→ **Directive**
Single out each line with the word "name" and copy it.

→ **Provided information**
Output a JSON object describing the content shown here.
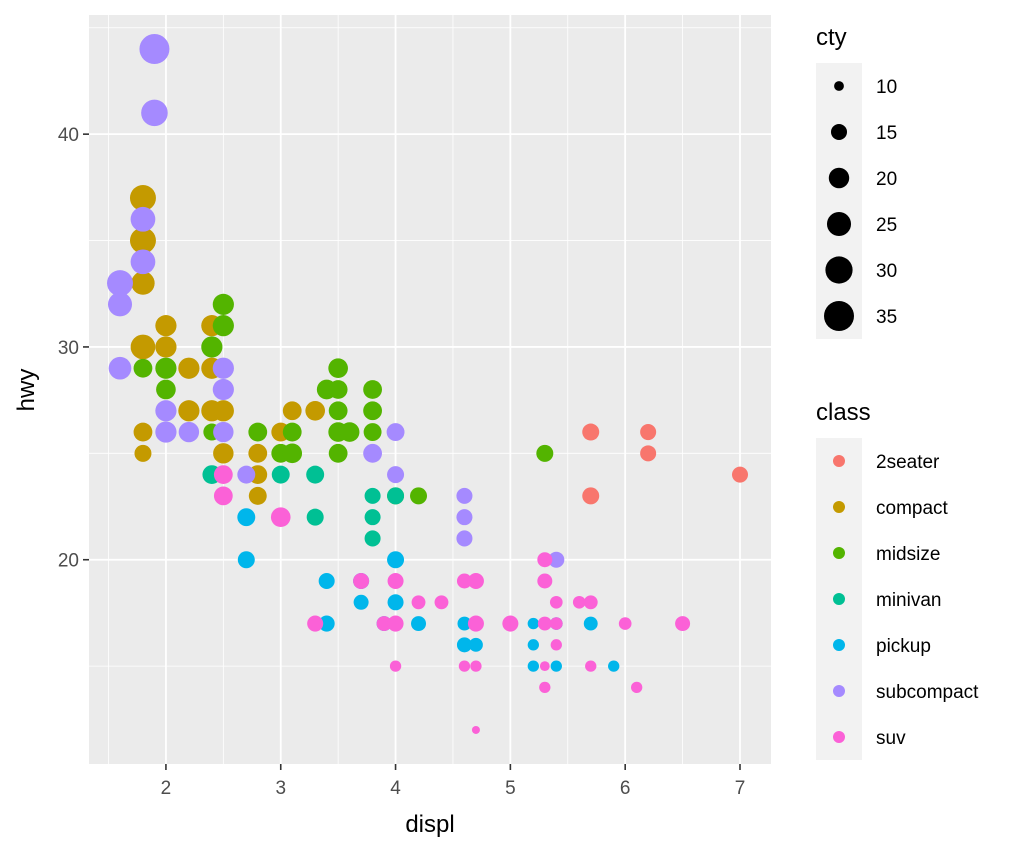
{
  "chart_data": {
    "type": "scatter",
    "title": "",
    "xlabel": "displ",
    "ylabel": "hwy",
    "xlim": [
      1.33,
      7.27
    ],
    "ylim": [
      10.4,
      45.6
    ],
    "x_ticks": [
      2,
      3,
      4,
      5,
      6,
      7
    ],
    "y_ticks": [
      20,
      30,
      40
    ],
    "grid": true,
    "background": "#EBEBEB",
    "size_legend": {
      "title": "cty",
      "values": [
        10,
        15,
        20,
        25,
        30,
        35
      ],
      "position": "right"
    },
    "color_legend": {
      "title": "class",
      "position": "right",
      "entries": [
        {
          "name": "2seater",
          "color": "#F8766D"
        },
        {
          "name": "compact",
          "color": "#C49A00"
        },
        {
          "name": "midsize",
          "color": "#53B400"
        },
        {
          "name": "minivan",
          "color": "#00C094"
        },
        {
          "name": "pickup",
          "color": "#00B6EB"
        },
        {
          "name": "subcompact",
          "color": "#A58AFF"
        },
        {
          "name": "suv",
          "color": "#FB61D7"
        }
      ]
    },
    "points": [
      {
        "x": 5.7,
        "y": 26,
        "cty": 16,
        "class": "2seater"
      },
      {
        "x": 6.2,
        "y": 26,
        "cty": 15,
        "class": "2seater"
      },
      {
        "x": 6.2,
        "y": 25,
        "cty": 15,
        "class": "2seater"
      },
      {
        "x": 5.7,
        "y": 23,
        "cty": 16,
        "class": "2seater"
      },
      {
        "x": 7.0,
        "y": 24,
        "cty": 15,
        "class": "2seater"
      },
      {
        "x": 1.8,
        "y": 37,
        "cty": 28,
        "class": "compact"
      },
      {
        "x": 1.8,
        "y": 35,
        "cty": 28,
        "class": "compact"
      },
      {
        "x": 1.8,
        "y": 33,
        "cty": 24,
        "class": "compact"
      },
      {
        "x": 1.8,
        "y": 30,
        "cty": 26,
        "class": "compact"
      },
      {
        "x": 2.0,
        "y": 31,
        "cty": 21,
        "class": "compact"
      },
      {
        "x": 2.0,
        "y": 30,
        "cty": 21,
        "class": "compact"
      },
      {
        "x": 1.8,
        "y": 26,
        "cty": 18,
        "class": "compact"
      },
      {
        "x": 1.8,
        "y": 25,
        "cty": 16,
        "class": "compact"
      },
      {
        "x": 2.2,
        "y": 29,
        "cty": 21,
        "class": "compact"
      },
      {
        "x": 2.2,
        "y": 27,
        "cty": 21,
        "class": "compact"
      },
      {
        "x": 2.4,
        "y": 31,
        "cty": 21,
        "class": "compact"
      },
      {
        "x": 2.4,
        "y": 29,
        "cty": 21,
        "class": "compact"
      },
      {
        "x": 2.4,
        "y": 27,
        "cty": 21,
        "class": "compact"
      },
      {
        "x": 2.5,
        "y": 27,
        "cty": 21,
        "class": "compact"
      },
      {
        "x": 2.5,
        "y": 25,
        "cty": 20,
        "class": "compact"
      },
      {
        "x": 2.8,
        "y": 25,
        "cty": 18,
        "class": "compact"
      },
      {
        "x": 2.8,
        "y": 24,
        "cty": 18,
        "class": "compact"
      },
      {
        "x": 2.8,
        "y": 23,
        "cty": 17,
        "class": "compact"
      },
      {
        "x": 3.0,
        "y": 26,
        "cty": 18,
        "class": "compact"
      },
      {
        "x": 3.1,
        "y": 27,
        "cty": 18,
        "class": "compact"
      },
      {
        "x": 3.3,
        "y": 27,
        "cty": 19,
        "class": "compact"
      },
      {
        "x": 2.5,
        "y": 32,
        "cty": 21,
        "class": "midsize"
      },
      {
        "x": 2.5,
        "y": 31,
        "cty": 21,
        "class": "midsize"
      },
      {
        "x": 2.4,
        "y": 30,
        "cty": 21,
        "class": "midsize"
      },
      {
        "x": 2.5,
        "y": 29,
        "cty": 20,
        "class": "midsize"
      },
      {
        "x": 1.8,
        "y": 29,
        "cty": 18,
        "class": "midsize"
      },
      {
        "x": 2.0,
        "y": 29,
        "cty": 21,
        "class": "midsize"
      },
      {
        "x": 2.0,
        "y": 28,
        "cty": 19,
        "class": "midsize"
      },
      {
        "x": 2.4,
        "y": 26,
        "cty": 16,
        "class": "midsize"
      },
      {
        "x": 2.8,
        "y": 26,
        "cty": 18,
        "class": "midsize"
      },
      {
        "x": 3.1,
        "y": 26,
        "cty": 18,
        "class": "midsize"
      },
      {
        "x": 3.0,
        "y": 25,
        "cty": 18,
        "class": "midsize"
      },
      {
        "x": 3.1,
        "y": 25,
        "cty": 19,
        "class": "midsize"
      },
      {
        "x": 3.5,
        "y": 29,
        "cty": 19,
        "class": "midsize"
      },
      {
        "x": 3.4,
        "y": 28,
        "cty": 19,
        "class": "midsize"
      },
      {
        "x": 3.5,
        "y": 28,
        "cty": 18,
        "class": "midsize"
      },
      {
        "x": 3.5,
        "y": 27,
        "cty": 18,
        "class": "midsize"
      },
      {
        "x": 3.5,
        "y": 26,
        "cty": 19,
        "class": "midsize"
      },
      {
        "x": 3.6,
        "y": 26,
        "cty": 19,
        "class": "midsize"
      },
      {
        "x": 3.5,
        "y": 25,
        "cty": 18,
        "class": "midsize"
      },
      {
        "x": 3.8,
        "y": 28,
        "cty": 18,
        "class": "midsize"
      },
      {
        "x": 3.8,
        "y": 27,
        "cty": 18,
        "class": "midsize"
      },
      {
        "x": 3.8,
        "y": 26,
        "cty": 17,
        "class": "midsize"
      },
      {
        "x": 4.0,
        "y": 23,
        "cty": 16,
        "class": "midsize"
      },
      {
        "x": 4.2,
        "y": 23,
        "cty": 16,
        "class": "midsize"
      },
      {
        "x": 5.3,
        "y": 25,
        "cty": 16,
        "class": "midsize"
      },
      {
        "x": 2.4,
        "y": 24,
        "cty": 18,
        "class": "minivan"
      },
      {
        "x": 3.0,
        "y": 24,
        "cty": 17,
        "class": "minivan"
      },
      {
        "x": 3.3,
        "y": 24,
        "cty": 17,
        "class": "minivan"
      },
      {
        "x": 3.3,
        "y": 22,
        "cty": 16,
        "class": "minivan"
      },
      {
        "x": 3.8,
        "y": 23,
        "cty": 15,
        "class": "minivan"
      },
      {
        "x": 3.8,
        "y": 22,
        "cty": 15,
        "class": "minivan"
      },
      {
        "x": 3.8,
        "y": 21,
        "cty": 15,
        "class": "minivan"
      },
      {
        "x": 4.0,
        "y": 23,
        "cty": 16,
        "class": "minivan"
      },
      {
        "x": 2.7,
        "y": 22,
        "cty": 17,
        "class": "pickup"
      },
      {
        "x": 2.7,
        "y": 20,
        "cty": 16,
        "class": "pickup"
      },
      {
        "x": 3.4,
        "y": 19,
        "cty": 15,
        "class": "pickup"
      },
      {
        "x": 3.4,
        "y": 17,
        "cty": 15,
        "class": "pickup"
      },
      {
        "x": 3.7,
        "y": 18,
        "cty": 14,
        "class": "pickup"
      },
      {
        "x": 3.7,
        "y": 19,
        "cty": 15,
        "class": "pickup"
      },
      {
        "x": 3.9,
        "y": 17,
        "cty": 14,
        "class": "pickup"
      },
      {
        "x": 4.0,
        "y": 20,
        "cty": 16,
        "class": "pickup"
      },
      {
        "x": 4.0,
        "y": 18,
        "cty": 15,
        "class": "pickup"
      },
      {
        "x": 4.2,
        "y": 17,
        "cty": 14,
        "class": "pickup"
      },
      {
        "x": 4.6,
        "y": 17,
        "cty": 13,
        "class": "pickup"
      },
      {
        "x": 4.6,
        "y": 16,
        "cty": 14,
        "class": "pickup"
      },
      {
        "x": 4.7,
        "y": 17,
        "cty": 13,
        "class": "pickup"
      },
      {
        "x": 4.7,
        "y": 16,
        "cty": 13,
        "class": "pickup"
      },
      {
        "x": 5.2,
        "y": 17,
        "cty": 11,
        "class": "pickup"
      },
      {
        "x": 5.2,
        "y": 16,
        "cty": 11,
        "class": "pickup"
      },
      {
        "x": 5.2,
        "y": 15,
        "cty": 11,
        "class": "pickup"
      },
      {
        "x": 5.4,
        "y": 17,
        "cty": 12,
        "class": "pickup"
      },
      {
        "x": 5.4,
        "y": 15,
        "cty": 11,
        "class": "pickup"
      },
      {
        "x": 5.7,
        "y": 17,
        "cty": 13,
        "class": "pickup"
      },
      {
        "x": 5.9,
        "y": 15,
        "cty": 11,
        "class": "pickup"
      },
      {
        "x": 1.9,
        "y": 44,
        "cty": 35,
        "class": "subcompact"
      },
      {
        "x": 1.9,
        "y": 41,
        "cty": 29,
        "class": "subcompact"
      },
      {
        "x": 1.8,
        "y": 36,
        "cty": 26,
        "class": "subcompact"
      },
      {
        "x": 1.8,
        "y": 34,
        "cty": 26,
        "class": "subcompact"
      },
      {
        "x": 1.6,
        "y": 33,
        "cty": 28,
        "class": "subcompact"
      },
      {
        "x": 1.6,
        "y": 32,
        "cty": 25,
        "class": "subcompact"
      },
      {
        "x": 1.6,
        "y": 29,
        "cty": 23,
        "class": "subcompact"
      },
      {
        "x": 2.0,
        "y": 27,
        "cty": 21,
        "class": "subcompact"
      },
      {
        "x": 2.0,
        "y": 26,
        "cty": 21,
        "class": "subcompact"
      },
      {
        "x": 2.2,
        "y": 26,
        "cty": 20,
        "class": "subcompact"
      },
      {
        "x": 2.5,
        "y": 29,
        "cty": 21,
        "class": "subcompact"
      },
      {
        "x": 2.5,
        "y": 28,
        "cty": 21,
        "class": "subcompact"
      },
      {
        "x": 2.5,
        "y": 26,
        "cty": 20,
        "class": "subcompact"
      },
      {
        "x": 2.7,
        "y": 24,
        "cty": 17,
        "class": "subcompact"
      },
      {
        "x": 3.8,
        "y": 25,
        "cty": 18,
        "class": "subcompact"
      },
      {
        "x": 4.0,
        "y": 26,
        "cty": 17,
        "class": "subcompact"
      },
      {
        "x": 4.0,
        "y": 24,
        "cty": 16,
        "class": "subcompact"
      },
      {
        "x": 4.6,
        "y": 23,
        "cty": 15,
        "class": "subcompact"
      },
      {
        "x": 4.6,
        "y": 22,
        "cty": 15,
        "class": "subcompact"
      },
      {
        "x": 4.6,
        "y": 21,
        "cty": 15,
        "class": "subcompact"
      },
      {
        "x": 5.4,
        "y": 20,
        "cty": 15,
        "class": "subcompact"
      },
      {
        "x": 2.5,
        "y": 24,
        "cty": 18,
        "class": "suv"
      },
      {
        "x": 2.5,
        "y": 23,
        "cty": 18,
        "class": "suv"
      },
      {
        "x": 3.0,
        "y": 22,
        "cty": 19,
        "class": "suv"
      },
      {
        "x": 3.3,
        "y": 17,
        "cty": 15,
        "class": "suv"
      },
      {
        "x": 3.7,
        "y": 19,
        "cty": 15,
        "class": "suv"
      },
      {
        "x": 3.9,
        "y": 17,
        "cty": 14,
        "class": "suv"
      },
      {
        "x": 4.0,
        "y": 19,
        "cty": 15,
        "class": "suv"
      },
      {
        "x": 4.0,
        "y": 17,
        "cty": 15,
        "class": "suv"
      },
      {
        "x": 4.0,
        "y": 15,
        "cty": 11,
        "class": "suv"
      },
      {
        "x": 4.2,
        "y": 18,
        "cty": 13,
        "class": "suv"
      },
      {
        "x": 4.4,
        "y": 18,
        "cty": 13,
        "class": "suv"
      },
      {
        "x": 4.6,
        "y": 19,
        "cty": 14,
        "class": "suv"
      },
      {
        "x": 4.6,
        "y": 15,
        "cty": 11,
        "class": "suv"
      },
      {
        "x": 4.7,
        "y": 19,
        "cty": 15,
        "class": "suv"
      },
      {
        "x": 4.7,
        "y": 17,
        "cty": 15,
        "class": "suv"
      },
      {
        "x": 4.7,
        "y": 15,
        "cty": 11,
        "class": "suv"
      },
      {
        "x": 4.7,
        "y": 12,
        "cty": 9,
        "class": "suv"
      },
      {
        "x": 5.0,
        "y": 17,
        "cty": 15,
        "class": "suv"
      },
      {
        "x": 5.3,
        "y": 20,
        "cty": 14,
        "class": "suv"
      },
      {
        "x": 5.3,
        "y": 19,
        "cty": 14,
        "class": "suv"
      },
      {
        "x": 5.3,
        "y": 17,
        "cty": 13,
        "class": "suv"
      },
      {
        "x": 5.3,
        "y": 15,
        "cty": 10,
        "class": "suv"
      },
      {
        "x": 5.3,
        "y": 14,
        "cty": 11,
        "class": "suv"
      },
      {
        "x": 5.4,
        "y": 18,
        "cty": 12,
        "class": "suv"
      },
      {
        "x": 5.4,
        "y": 17,
        "cty": 12,
        "class": "suv"
      },
      {
        "x": 5.4,
        "y": 16,
        "cty": 11,
        "class": "suv"
      },
      {
        "x": 5.6,
        "y": 18,
        "cty": 12,
        "class": "suv"
      },
      {
        "x": 5.7,
        "y": 18,
        "cty": 13,
        "class": "suv"
      },
      {
        "x": 5.7,
        "y": 15,
        "cty": 11,
        "class": "suv"
      },
      {
        "x": 6.0,
        "y": 17,
        "cty": 12,
        "class": "suv"
      },
      {
        "x": 6.1,
        "y": 14,
        "cty": 11,
        "class": "suv"
      },
      {
        "x": 6.5,
        "y": 17,
        "cty": 14,
        "class": "suv"
      }
    ]
  }
}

→ **Final result**
          "name": "2seater",
          "name": "compact",
          "name": "midsize",
          "name": "minivan",
          "name": "pickup",
          "name": "subcompact",
          "name": "suv",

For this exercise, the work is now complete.